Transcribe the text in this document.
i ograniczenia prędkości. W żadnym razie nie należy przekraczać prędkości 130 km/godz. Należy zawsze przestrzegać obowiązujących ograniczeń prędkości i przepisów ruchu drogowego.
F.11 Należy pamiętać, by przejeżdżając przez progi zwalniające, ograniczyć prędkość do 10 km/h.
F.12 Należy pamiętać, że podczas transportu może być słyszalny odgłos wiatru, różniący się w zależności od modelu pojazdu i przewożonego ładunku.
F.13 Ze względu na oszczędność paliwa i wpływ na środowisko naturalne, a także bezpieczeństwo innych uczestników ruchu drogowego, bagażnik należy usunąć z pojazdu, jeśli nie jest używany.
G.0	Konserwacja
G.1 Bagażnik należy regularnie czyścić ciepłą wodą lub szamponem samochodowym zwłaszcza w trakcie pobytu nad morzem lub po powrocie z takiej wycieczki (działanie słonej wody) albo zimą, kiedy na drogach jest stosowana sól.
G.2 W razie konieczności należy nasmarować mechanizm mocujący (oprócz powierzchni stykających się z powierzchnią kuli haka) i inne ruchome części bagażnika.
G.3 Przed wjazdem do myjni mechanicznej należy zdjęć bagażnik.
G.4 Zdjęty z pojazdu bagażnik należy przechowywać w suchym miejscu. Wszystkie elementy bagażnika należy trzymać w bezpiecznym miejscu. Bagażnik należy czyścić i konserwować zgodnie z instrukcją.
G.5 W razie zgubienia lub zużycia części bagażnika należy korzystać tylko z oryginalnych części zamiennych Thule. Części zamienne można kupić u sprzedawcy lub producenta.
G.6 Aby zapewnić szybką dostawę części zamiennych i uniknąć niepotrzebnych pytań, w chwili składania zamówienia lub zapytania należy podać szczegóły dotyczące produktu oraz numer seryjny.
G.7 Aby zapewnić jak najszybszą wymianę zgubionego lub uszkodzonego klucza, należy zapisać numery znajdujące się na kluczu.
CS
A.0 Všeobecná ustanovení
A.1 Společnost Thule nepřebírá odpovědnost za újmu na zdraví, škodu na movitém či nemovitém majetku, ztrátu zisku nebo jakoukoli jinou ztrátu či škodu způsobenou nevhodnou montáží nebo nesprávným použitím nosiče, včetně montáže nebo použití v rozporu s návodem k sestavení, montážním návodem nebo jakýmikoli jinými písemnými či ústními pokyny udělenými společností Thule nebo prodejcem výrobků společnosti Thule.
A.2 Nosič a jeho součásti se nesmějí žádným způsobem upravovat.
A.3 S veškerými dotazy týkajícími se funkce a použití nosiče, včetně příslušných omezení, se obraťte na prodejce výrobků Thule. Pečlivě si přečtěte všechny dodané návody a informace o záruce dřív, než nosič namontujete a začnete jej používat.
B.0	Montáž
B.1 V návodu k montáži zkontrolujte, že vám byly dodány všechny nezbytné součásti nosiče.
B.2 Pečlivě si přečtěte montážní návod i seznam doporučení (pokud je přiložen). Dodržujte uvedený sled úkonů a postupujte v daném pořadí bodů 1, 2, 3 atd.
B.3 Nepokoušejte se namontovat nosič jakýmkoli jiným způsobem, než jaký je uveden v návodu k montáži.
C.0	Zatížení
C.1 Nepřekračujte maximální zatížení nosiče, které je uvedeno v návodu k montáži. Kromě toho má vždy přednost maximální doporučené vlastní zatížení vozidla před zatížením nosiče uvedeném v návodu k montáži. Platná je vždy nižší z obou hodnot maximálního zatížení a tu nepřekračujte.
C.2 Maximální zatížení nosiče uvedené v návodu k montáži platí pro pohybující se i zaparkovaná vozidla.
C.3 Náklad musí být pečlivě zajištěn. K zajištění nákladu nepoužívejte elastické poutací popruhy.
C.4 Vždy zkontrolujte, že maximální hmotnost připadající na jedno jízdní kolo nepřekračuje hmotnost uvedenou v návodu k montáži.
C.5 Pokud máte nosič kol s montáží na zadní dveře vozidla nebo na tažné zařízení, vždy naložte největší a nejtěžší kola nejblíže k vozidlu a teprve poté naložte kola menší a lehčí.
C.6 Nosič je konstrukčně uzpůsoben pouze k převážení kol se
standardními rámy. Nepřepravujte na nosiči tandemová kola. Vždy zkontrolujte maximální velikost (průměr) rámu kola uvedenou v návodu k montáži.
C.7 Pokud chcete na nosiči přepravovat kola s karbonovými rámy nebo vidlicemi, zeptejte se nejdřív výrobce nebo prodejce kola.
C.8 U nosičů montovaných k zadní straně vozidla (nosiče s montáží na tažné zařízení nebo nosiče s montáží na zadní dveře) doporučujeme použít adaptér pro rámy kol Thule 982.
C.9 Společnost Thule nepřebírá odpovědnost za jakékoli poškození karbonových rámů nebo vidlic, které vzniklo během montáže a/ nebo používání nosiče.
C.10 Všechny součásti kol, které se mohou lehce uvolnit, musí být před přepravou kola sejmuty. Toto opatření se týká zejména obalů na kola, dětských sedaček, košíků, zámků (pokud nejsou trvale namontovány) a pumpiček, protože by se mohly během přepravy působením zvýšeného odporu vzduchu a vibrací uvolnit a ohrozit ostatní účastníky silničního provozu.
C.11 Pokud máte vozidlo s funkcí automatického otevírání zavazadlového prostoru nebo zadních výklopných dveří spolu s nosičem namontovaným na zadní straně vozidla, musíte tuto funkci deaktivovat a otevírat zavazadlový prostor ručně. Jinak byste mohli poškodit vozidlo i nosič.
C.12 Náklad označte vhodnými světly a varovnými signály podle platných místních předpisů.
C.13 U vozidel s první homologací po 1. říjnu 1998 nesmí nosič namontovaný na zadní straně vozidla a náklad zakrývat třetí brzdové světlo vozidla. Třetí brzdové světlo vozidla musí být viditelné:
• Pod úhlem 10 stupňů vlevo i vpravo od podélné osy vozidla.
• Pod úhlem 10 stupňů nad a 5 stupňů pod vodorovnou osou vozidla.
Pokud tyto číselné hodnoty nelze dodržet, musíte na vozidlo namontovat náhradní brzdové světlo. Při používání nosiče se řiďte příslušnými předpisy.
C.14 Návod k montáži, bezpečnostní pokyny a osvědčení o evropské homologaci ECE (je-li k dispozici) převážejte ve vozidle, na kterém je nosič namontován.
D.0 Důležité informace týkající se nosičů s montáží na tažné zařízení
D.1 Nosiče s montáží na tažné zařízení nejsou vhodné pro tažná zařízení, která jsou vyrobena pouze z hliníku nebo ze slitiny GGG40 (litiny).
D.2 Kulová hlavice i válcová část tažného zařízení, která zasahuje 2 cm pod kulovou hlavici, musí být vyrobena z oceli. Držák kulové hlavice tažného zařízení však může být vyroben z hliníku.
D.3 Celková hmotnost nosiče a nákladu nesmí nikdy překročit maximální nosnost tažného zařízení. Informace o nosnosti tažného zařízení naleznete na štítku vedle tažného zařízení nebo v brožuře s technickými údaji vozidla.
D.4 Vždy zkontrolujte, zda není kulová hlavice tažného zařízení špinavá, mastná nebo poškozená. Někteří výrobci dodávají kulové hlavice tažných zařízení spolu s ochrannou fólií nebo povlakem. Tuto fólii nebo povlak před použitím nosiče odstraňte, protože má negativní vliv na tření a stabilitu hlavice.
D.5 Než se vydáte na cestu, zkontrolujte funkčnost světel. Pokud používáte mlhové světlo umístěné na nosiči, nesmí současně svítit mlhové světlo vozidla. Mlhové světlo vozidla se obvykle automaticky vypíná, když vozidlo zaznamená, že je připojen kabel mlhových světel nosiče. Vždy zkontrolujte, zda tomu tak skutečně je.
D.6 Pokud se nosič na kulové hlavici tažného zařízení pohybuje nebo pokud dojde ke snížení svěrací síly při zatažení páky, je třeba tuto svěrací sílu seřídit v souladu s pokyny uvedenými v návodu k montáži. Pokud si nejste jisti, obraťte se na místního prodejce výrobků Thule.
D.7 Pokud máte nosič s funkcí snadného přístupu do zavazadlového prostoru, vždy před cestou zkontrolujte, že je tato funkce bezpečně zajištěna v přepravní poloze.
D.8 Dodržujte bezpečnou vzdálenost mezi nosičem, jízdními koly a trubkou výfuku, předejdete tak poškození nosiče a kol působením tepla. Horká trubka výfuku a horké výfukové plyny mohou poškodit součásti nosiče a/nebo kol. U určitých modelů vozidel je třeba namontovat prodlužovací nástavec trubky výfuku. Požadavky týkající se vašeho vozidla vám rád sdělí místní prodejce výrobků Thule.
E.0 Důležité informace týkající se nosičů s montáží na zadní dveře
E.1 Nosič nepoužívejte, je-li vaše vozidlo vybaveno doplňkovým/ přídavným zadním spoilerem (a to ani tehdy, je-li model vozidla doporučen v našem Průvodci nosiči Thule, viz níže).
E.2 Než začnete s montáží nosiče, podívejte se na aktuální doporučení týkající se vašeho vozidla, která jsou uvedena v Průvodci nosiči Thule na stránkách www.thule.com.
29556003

::::::::

DIRECTION:
Gather all lines from the records above in which "poškodit" appears.

FINISHED ANSWER:
C.11 Pokud máte vozidlo s funkcí automatického otevírání zavazadlového prostoru nebo zadních výklopných dveří spolu s nosičem namontovaným na zadní straně vozidla, musíte tuto funkci deaktivovat a otevírat zavazadlový prostor ručně. Jinak byste mohli poškodit vozidlo i nosič.
D.8 Dodržujte bezpečnou vzdálenost mezi nosičem, jízdními koly a trubkou výfuku, předejdete tak poškození nosiče a kol působením tepla. Horká trubka výfuku a horké výfukové plyny mohou poškodit součásti nosiče a/nebo kol. U určitých modelů vozidel je třeba namontovat prodlužovací nástavec trubky výfuku. Požadavky týkající se vašeho vozidla vám rád sdělí místní prodejce výrobků Thule.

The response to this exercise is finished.